■ AIM OF THE TASK:
Pull out every line from the listing that has the word "Percent".

■ DATASET ENTRIES:

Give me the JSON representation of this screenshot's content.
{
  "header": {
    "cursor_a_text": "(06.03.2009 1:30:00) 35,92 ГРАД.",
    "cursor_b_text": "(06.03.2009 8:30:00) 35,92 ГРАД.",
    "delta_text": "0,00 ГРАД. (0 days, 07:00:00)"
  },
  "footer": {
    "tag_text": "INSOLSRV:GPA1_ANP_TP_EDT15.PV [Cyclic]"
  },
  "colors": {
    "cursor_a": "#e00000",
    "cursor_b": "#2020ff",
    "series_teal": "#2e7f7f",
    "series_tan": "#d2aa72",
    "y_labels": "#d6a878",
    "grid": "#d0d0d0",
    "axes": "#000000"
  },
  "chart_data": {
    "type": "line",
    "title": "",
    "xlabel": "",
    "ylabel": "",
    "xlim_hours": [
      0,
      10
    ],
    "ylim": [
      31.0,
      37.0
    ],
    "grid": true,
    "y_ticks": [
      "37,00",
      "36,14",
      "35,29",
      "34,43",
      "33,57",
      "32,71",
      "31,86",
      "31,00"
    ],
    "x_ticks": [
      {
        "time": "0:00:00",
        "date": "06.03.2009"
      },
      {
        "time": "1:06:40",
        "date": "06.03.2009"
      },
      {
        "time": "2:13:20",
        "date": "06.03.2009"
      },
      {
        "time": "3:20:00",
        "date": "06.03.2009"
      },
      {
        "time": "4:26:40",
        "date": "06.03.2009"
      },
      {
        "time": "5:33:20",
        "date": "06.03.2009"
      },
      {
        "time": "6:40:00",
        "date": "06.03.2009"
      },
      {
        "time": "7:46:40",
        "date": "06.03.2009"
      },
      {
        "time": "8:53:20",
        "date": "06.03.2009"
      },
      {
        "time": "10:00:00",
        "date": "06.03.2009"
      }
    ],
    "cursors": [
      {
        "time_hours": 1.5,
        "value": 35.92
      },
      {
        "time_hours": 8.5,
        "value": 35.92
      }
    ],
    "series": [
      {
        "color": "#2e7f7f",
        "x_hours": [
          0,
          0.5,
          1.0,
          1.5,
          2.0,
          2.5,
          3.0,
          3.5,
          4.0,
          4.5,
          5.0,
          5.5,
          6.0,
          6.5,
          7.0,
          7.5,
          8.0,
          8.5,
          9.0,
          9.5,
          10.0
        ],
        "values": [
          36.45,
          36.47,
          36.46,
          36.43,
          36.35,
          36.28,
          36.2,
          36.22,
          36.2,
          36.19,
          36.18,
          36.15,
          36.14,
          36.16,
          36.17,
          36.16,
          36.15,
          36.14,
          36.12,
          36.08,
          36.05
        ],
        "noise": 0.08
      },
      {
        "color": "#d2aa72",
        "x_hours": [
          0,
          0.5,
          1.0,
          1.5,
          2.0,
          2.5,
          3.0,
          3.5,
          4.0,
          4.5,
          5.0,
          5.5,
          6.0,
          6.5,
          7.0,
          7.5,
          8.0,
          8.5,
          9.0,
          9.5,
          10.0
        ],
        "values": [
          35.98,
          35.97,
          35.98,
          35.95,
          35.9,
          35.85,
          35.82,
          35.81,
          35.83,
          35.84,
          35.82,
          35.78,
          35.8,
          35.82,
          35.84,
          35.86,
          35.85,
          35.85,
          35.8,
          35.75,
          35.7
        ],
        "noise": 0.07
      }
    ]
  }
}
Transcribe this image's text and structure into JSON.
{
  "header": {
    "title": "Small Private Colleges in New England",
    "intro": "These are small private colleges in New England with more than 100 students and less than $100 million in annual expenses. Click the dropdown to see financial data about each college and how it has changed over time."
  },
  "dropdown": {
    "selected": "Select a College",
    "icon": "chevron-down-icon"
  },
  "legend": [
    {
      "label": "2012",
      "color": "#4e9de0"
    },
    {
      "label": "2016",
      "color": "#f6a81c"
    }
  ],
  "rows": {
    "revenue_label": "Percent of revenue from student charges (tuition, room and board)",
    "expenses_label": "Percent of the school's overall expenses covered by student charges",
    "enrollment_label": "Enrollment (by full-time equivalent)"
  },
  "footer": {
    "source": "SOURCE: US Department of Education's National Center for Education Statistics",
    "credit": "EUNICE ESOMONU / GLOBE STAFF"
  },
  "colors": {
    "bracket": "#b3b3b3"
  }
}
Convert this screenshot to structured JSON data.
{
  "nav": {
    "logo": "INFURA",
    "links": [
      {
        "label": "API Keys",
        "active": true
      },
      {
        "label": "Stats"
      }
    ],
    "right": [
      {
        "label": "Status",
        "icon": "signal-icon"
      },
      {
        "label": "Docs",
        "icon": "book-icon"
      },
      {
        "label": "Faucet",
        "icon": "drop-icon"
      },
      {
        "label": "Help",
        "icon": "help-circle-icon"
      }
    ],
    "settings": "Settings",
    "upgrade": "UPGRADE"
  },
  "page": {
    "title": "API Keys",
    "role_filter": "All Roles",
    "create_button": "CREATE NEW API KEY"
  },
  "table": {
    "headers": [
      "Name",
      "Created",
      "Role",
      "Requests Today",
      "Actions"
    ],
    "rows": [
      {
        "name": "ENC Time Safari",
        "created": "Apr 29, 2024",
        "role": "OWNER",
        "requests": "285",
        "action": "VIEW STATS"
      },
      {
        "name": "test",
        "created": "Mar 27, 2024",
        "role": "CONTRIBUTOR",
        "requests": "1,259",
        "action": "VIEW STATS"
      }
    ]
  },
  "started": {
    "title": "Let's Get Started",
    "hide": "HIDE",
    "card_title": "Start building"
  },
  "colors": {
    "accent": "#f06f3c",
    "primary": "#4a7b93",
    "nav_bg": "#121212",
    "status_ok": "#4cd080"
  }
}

■ WRITTEN SOLUTION:
    "revenue_label": "Percent of revenue from student charges (tuition, room and board)",
    "expenses_label": "Percent of the school's overall expenses covered by student charges",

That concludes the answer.